** Begin **

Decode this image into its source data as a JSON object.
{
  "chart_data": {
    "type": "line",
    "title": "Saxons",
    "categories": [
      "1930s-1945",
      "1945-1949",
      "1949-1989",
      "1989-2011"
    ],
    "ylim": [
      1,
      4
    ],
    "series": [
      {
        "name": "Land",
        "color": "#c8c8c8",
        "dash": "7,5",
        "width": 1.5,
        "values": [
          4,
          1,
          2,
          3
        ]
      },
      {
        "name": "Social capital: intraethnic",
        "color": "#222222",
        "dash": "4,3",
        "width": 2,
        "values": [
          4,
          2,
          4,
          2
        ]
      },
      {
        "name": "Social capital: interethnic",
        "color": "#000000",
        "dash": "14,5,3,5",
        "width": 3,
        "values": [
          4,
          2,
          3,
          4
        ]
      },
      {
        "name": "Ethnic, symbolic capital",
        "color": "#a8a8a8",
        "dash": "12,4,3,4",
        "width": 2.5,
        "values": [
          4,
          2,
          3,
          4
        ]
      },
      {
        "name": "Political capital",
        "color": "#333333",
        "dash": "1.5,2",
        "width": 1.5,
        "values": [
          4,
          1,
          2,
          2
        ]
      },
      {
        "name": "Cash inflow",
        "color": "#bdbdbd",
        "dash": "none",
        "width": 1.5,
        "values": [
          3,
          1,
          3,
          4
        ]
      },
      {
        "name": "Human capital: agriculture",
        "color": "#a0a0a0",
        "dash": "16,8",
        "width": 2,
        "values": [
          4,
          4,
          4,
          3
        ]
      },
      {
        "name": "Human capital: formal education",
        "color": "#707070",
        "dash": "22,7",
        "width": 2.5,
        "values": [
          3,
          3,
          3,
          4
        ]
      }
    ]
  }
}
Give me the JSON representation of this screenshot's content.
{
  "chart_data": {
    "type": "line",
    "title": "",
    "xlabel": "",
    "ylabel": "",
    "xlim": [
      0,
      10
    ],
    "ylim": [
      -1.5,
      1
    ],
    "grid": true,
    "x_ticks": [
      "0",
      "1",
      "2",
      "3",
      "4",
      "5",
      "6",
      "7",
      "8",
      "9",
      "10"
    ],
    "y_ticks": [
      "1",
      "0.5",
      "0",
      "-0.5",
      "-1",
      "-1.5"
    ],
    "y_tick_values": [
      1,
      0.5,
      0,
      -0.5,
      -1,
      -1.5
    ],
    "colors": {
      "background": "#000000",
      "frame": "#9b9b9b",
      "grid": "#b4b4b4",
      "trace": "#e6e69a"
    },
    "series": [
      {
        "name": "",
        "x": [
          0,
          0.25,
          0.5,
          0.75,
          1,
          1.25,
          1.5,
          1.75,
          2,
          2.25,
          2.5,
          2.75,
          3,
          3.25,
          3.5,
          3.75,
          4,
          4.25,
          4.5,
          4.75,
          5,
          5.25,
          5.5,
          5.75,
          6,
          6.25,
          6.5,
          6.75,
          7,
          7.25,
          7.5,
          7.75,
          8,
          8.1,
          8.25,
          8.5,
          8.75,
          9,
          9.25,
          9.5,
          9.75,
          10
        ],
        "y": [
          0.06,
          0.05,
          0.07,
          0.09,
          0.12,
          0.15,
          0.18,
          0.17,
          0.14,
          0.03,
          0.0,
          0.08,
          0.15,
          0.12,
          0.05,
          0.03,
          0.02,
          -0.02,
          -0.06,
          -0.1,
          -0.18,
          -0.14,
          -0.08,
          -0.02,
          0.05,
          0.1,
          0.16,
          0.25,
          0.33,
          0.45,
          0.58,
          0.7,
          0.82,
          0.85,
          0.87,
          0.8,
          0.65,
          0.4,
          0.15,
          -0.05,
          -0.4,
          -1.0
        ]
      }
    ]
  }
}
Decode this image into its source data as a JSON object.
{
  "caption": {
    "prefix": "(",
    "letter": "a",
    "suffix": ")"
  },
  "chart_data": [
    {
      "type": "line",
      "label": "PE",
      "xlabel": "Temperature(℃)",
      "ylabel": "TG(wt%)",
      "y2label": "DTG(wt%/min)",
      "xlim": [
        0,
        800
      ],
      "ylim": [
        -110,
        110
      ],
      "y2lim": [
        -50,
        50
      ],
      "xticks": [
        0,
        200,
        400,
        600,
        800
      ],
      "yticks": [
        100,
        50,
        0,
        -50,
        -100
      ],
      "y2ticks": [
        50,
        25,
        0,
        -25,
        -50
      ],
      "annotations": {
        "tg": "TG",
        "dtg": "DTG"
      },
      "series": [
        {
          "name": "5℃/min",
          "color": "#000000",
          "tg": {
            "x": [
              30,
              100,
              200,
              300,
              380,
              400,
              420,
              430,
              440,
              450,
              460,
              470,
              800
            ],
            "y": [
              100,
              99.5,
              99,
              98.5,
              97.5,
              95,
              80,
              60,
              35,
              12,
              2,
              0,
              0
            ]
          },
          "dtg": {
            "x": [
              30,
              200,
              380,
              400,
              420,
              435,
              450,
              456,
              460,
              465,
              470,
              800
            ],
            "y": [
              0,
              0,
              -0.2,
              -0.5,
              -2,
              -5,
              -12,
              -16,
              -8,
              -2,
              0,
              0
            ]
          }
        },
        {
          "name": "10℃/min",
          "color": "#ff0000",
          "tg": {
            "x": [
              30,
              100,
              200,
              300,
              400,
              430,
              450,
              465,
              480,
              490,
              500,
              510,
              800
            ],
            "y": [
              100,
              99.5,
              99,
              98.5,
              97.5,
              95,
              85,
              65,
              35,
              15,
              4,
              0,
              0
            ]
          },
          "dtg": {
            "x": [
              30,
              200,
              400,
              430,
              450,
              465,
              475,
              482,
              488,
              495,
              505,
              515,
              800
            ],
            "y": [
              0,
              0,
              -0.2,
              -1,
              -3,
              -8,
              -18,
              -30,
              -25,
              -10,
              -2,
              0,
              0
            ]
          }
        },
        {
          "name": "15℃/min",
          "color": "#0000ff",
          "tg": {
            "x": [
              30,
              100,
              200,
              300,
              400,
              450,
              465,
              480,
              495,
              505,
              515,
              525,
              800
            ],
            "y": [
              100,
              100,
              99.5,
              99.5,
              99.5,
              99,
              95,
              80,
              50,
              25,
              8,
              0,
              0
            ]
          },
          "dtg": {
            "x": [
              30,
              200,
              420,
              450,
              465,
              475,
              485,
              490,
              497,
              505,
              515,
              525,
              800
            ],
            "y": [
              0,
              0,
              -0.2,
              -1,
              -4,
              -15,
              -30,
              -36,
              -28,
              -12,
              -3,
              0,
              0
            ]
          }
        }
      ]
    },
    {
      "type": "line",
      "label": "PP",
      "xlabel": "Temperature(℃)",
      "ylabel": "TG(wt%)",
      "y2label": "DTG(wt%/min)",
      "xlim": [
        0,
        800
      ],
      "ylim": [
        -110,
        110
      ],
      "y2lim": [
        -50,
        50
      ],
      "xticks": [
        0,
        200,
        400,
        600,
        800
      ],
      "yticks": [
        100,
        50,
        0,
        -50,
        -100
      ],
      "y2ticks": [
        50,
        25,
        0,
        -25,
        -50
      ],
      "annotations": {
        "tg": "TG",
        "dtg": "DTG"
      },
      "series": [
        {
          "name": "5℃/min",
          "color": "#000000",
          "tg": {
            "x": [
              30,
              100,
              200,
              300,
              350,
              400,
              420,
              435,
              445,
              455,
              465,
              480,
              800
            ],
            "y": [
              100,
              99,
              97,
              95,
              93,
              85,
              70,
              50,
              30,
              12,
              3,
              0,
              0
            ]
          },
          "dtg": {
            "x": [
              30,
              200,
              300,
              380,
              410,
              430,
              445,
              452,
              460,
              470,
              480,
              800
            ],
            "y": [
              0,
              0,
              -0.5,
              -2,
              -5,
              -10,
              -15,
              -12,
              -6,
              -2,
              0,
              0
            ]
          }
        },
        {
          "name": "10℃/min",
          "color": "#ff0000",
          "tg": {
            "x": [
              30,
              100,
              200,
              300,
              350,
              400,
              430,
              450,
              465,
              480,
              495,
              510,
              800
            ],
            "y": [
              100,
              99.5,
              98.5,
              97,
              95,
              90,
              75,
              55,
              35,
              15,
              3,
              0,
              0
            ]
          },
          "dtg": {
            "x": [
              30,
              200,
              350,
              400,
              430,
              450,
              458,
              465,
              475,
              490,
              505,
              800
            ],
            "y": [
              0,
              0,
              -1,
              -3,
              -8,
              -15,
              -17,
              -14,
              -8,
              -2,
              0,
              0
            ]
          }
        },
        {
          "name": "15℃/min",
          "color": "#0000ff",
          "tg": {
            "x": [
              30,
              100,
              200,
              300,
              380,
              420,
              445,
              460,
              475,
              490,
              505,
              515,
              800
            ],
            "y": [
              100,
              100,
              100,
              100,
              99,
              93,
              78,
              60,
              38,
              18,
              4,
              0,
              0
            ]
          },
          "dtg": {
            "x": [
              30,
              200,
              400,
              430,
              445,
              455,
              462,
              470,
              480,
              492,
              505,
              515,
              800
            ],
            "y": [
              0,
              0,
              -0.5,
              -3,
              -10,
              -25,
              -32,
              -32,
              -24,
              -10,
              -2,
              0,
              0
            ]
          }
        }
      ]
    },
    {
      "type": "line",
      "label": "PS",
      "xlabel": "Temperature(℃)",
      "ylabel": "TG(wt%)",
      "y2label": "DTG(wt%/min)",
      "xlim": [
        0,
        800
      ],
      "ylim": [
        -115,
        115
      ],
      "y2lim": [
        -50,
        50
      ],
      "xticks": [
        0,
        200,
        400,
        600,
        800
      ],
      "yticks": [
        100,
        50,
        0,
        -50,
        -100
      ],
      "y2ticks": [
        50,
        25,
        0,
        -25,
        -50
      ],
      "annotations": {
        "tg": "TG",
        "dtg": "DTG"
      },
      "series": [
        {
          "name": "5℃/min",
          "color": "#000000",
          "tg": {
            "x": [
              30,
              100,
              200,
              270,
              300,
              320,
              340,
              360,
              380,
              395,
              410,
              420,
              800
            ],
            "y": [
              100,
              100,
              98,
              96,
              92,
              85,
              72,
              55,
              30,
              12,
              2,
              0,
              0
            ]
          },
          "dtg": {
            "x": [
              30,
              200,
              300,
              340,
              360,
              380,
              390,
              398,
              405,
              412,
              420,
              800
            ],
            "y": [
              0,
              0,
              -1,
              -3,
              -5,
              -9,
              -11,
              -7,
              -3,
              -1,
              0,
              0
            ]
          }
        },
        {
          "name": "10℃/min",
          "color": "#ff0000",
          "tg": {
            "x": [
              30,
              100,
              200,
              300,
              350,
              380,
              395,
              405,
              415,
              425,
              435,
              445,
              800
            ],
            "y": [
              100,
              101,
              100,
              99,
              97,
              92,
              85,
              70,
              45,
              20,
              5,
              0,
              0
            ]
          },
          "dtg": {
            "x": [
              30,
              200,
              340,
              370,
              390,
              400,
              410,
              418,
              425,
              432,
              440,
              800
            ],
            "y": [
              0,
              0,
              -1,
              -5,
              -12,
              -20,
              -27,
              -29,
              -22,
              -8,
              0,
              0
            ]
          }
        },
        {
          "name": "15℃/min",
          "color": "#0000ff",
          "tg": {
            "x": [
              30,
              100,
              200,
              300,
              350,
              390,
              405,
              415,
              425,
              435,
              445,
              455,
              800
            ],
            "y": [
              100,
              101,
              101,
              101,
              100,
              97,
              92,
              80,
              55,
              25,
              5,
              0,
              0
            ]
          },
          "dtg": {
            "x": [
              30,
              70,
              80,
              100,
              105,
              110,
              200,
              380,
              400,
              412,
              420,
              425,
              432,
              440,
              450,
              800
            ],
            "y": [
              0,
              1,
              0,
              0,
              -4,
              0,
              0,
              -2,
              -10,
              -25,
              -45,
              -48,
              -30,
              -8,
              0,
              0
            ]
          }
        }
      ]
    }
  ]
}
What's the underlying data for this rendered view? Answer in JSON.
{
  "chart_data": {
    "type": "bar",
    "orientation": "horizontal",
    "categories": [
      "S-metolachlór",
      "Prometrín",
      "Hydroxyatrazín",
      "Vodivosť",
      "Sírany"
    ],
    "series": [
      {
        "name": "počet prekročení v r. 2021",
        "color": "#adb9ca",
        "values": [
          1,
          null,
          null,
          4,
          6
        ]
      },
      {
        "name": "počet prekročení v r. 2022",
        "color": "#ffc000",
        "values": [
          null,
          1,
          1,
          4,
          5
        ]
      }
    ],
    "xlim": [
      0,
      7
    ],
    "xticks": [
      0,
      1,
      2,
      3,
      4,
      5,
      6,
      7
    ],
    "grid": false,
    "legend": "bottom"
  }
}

** End **

● What you need to do
Go through the lines above. Select every one that has the string "počet".

● Worked answer
        "name": "počet prekročení v r. 2021",
        "name": "počet prekročení v r. 2022",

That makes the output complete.